TASK:
Across the material below, how many lines contain the word "label"? Give only the number.

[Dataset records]

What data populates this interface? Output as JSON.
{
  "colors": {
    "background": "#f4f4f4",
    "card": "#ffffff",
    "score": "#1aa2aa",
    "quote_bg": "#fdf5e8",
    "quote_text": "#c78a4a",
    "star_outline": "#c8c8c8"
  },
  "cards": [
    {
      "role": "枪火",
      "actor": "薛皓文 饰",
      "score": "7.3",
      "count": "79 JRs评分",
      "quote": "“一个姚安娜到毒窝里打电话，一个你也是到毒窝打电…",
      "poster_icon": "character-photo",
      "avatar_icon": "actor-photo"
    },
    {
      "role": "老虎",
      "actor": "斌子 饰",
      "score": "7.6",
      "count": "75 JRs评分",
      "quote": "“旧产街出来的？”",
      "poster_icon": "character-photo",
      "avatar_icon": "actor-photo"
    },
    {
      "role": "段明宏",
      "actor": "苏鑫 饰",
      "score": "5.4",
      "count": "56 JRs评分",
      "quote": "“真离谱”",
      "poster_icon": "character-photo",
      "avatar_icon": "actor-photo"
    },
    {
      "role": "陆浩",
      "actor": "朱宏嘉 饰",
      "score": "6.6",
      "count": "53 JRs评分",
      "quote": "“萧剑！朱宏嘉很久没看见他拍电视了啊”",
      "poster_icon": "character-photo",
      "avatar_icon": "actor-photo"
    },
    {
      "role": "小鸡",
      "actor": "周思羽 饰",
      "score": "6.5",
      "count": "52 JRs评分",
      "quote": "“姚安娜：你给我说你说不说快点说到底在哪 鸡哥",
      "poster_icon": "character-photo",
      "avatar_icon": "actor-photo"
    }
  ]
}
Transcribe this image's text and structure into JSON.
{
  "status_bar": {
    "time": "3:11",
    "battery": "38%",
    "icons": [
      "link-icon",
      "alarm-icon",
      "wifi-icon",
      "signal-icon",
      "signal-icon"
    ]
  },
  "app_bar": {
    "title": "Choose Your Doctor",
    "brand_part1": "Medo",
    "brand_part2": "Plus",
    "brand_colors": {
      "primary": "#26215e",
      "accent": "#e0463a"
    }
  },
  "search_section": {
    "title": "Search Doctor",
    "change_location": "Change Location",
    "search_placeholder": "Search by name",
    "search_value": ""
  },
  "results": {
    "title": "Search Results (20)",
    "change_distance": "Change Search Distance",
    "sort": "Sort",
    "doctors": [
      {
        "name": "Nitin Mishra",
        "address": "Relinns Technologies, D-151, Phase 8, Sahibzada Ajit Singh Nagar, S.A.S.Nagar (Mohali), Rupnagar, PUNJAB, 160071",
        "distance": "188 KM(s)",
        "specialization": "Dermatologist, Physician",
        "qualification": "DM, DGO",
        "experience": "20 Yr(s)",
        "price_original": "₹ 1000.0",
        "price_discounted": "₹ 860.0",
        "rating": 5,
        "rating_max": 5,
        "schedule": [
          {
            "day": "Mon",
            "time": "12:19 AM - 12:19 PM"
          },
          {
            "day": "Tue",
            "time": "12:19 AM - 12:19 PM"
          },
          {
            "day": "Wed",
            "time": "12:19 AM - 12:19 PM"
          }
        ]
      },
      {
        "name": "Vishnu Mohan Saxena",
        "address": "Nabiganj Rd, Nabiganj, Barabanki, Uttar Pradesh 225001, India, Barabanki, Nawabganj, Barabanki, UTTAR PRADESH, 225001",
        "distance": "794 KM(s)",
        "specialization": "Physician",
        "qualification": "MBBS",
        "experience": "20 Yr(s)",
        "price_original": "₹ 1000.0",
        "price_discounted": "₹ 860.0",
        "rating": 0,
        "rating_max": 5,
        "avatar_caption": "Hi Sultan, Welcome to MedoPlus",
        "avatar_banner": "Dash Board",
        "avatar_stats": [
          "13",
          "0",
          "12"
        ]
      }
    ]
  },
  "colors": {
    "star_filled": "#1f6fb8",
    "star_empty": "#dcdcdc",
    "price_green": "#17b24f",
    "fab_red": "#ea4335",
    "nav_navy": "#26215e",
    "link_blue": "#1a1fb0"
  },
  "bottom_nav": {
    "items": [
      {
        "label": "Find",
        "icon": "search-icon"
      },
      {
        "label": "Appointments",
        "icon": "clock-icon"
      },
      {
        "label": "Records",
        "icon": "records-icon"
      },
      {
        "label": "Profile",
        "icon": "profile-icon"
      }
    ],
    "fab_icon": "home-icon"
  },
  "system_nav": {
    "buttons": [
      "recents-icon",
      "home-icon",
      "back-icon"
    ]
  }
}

FULL RESPONSE:
4